__Prompt__. Transcribe the passage on tuberculosis in Türkiye word for word, between "Although tuberculosis mortality" and "Organization (WHO) (1).", inclusive.

__Document passage__.
────────────────────
Tuberculosis has affected humanity for centuries, shaping societies and appearing in literary works, and it remains one of the most persistent infectious diseases worldwide. Despite remarkable advances in diagnosis, treatment, and vaccination, it continues to represent a major challenge to global health.
In Türkiye, tuberculosis was recognized as a major public health problem in the early years of the Republic. During his March 1, 1923, speech at the Turkish Grand National Assembly (TBMM), Mustafa Kemal Atatürk described tuberculosis as one of the most destructive diseases threatening the nation and emphasized the need for urgent control measures. After the establishment of the Republic, tuberculosis control became a key component of national health policy. In 1923, the Republic’s first Minister of Health, Dr. Refik Saydam, introduced an eight-point health program prioritizing the construction of tuberculosis sanatoriums. In the same year, the first Tuberculosis Dispensary began operating with the approval of the Ministry of Health, and the 50-bed Heybeliada Sanatorium was opened in 1924 for the treatment of diagnosed patients (1).
Although tuberculosis mortality decreased from the 1930s to the early 1940s due to control efforts, the disease resurged during the war years. By 1945, tuberculosis incidence had increased again, as observed in many infectious diseases during periods of war and social disruption. Tuberculosis control efforts in Türkiye expanded nationwide and became more systematic after 1945. Concurrently, Bacille Calmette-Guérin (BCG) vaccination programs expanded significantly, enabling the intradermal administration of the vaccine to individuals of all ages in addition to newborns. By the early 1950s, many people in Türkiye had been vaccinated against tuberculosis, and in 1952, the world’s first tuberculosis research center was established in Istanbul in collaboration with the World Health Organization (WHO) (1).
────────────────────
(Page layout parsing data)

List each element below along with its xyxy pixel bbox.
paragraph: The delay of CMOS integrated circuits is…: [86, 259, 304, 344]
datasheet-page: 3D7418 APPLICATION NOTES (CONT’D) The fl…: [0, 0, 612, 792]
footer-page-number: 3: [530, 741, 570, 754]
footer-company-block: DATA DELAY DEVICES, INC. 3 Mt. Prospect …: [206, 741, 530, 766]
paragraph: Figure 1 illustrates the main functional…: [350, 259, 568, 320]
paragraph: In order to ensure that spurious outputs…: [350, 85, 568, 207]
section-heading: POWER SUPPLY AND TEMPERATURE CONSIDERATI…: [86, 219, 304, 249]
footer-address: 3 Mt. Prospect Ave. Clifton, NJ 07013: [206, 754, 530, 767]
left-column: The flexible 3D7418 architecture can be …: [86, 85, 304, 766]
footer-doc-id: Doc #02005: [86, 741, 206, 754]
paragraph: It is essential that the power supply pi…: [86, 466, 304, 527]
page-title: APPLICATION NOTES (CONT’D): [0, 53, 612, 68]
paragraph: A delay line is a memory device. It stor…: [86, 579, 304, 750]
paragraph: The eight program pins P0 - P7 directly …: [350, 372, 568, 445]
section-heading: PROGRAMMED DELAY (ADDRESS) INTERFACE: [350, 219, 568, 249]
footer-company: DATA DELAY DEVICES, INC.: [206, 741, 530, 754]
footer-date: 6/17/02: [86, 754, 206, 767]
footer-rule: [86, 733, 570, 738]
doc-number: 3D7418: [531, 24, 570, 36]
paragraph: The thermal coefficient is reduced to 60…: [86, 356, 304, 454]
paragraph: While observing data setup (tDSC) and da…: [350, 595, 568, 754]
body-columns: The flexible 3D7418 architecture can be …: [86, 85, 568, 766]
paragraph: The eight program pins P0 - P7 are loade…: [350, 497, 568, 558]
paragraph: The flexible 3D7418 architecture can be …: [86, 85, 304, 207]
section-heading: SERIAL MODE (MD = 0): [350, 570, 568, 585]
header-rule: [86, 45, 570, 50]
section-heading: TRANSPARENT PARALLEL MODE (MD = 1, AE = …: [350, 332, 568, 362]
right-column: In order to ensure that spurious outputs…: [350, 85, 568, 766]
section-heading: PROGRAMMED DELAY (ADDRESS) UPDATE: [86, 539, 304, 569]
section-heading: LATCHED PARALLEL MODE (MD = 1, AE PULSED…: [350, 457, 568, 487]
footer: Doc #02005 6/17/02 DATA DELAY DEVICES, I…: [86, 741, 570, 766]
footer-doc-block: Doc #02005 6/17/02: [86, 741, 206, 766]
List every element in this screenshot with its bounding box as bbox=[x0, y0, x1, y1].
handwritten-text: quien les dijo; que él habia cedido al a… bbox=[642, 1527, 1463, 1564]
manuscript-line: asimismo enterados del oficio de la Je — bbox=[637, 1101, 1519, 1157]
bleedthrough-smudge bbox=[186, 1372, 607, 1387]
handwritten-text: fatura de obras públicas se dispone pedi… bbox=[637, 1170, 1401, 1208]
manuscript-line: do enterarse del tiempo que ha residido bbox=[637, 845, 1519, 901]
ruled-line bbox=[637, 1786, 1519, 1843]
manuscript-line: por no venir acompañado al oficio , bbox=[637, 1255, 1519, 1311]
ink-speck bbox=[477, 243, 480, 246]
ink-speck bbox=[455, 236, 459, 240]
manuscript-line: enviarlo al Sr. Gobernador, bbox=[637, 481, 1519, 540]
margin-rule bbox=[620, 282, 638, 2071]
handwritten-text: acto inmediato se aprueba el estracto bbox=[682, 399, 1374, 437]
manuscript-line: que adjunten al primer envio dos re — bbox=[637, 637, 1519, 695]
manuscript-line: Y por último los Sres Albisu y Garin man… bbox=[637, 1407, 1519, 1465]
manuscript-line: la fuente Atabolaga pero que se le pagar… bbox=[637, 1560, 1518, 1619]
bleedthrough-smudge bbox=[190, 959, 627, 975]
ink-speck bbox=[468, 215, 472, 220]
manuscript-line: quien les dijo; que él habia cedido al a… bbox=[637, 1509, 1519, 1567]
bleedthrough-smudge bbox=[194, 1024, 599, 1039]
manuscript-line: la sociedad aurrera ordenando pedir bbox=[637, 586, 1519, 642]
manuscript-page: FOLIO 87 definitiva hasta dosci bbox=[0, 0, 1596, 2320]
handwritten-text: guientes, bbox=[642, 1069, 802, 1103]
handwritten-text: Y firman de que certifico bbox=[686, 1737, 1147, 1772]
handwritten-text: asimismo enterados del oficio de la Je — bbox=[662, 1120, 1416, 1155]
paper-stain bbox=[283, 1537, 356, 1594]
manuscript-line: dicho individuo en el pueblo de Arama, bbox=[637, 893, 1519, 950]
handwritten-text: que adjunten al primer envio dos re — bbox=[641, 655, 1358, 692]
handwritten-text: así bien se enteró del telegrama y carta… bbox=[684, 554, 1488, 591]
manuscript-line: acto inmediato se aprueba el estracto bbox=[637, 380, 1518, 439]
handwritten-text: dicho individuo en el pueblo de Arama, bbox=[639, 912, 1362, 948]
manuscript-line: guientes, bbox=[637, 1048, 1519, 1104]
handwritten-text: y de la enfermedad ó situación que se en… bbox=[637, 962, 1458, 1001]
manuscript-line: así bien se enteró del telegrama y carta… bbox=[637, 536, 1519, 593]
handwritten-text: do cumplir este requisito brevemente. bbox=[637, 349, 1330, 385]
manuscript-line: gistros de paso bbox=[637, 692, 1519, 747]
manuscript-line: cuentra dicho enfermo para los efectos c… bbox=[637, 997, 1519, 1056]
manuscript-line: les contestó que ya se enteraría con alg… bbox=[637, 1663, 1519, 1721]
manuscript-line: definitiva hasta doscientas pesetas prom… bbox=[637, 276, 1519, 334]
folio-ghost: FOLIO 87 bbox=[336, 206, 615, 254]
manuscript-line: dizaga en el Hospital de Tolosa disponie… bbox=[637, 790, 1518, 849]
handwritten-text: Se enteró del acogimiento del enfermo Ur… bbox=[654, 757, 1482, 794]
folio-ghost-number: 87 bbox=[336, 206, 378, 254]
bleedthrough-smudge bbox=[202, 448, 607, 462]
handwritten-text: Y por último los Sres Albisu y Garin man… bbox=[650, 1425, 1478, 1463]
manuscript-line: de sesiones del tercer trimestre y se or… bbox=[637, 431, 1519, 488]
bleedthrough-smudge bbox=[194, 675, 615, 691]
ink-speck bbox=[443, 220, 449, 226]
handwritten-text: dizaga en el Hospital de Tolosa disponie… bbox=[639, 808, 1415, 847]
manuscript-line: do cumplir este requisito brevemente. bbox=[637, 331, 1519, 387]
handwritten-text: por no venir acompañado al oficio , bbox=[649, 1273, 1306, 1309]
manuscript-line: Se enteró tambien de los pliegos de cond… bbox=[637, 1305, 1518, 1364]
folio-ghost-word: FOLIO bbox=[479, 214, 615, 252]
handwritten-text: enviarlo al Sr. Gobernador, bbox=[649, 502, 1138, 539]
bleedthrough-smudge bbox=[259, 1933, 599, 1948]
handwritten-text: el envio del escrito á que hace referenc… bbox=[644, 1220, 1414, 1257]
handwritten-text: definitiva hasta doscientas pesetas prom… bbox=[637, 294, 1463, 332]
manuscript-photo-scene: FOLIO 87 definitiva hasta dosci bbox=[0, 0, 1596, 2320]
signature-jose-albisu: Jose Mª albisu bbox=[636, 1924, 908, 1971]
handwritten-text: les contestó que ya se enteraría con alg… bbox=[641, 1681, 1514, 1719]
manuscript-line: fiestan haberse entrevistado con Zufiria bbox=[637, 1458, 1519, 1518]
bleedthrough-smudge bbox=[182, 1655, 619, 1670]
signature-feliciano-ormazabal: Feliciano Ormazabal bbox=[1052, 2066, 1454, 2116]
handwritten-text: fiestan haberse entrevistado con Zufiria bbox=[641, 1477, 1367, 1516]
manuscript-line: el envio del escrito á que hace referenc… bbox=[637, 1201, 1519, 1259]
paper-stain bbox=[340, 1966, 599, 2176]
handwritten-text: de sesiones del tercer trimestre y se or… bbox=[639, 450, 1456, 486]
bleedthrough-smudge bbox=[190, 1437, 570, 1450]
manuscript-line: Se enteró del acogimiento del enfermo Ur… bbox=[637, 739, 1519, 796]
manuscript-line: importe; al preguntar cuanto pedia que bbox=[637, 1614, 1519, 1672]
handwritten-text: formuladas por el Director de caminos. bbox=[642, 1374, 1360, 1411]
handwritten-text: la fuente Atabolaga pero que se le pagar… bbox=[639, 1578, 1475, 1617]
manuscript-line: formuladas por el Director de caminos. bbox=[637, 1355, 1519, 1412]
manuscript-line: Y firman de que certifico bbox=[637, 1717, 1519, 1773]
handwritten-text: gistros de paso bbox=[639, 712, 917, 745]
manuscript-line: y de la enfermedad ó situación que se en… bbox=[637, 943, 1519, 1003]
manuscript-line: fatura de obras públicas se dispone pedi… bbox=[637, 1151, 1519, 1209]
────────────────────
__Problem solution__.
Although tuberculosis mortality decreased from the 1930s to the early 1940s due to control efforts, the disease resurged during the war years. By 1945, tuberculosis incidence had increased again, as observed in many infectious diseases during periods of war and social disruption. Tuberculosis control efforts in Türkiye expanded nationwide and became more systematic after 1945. Concurrently, Bacille Calmette-Guérin (BCG) vaccination programs expanded significantly, enabling the intradermal administration of the vaccine to individuals of all ages in addition to newborns. By the early 1950s, many people in Türkiye had been vaccinated against tuberculosis, and in 1952, the world’s first tuberculosis research center was established in Istanbul in collaboration with the World Health Organization (WHO) (1).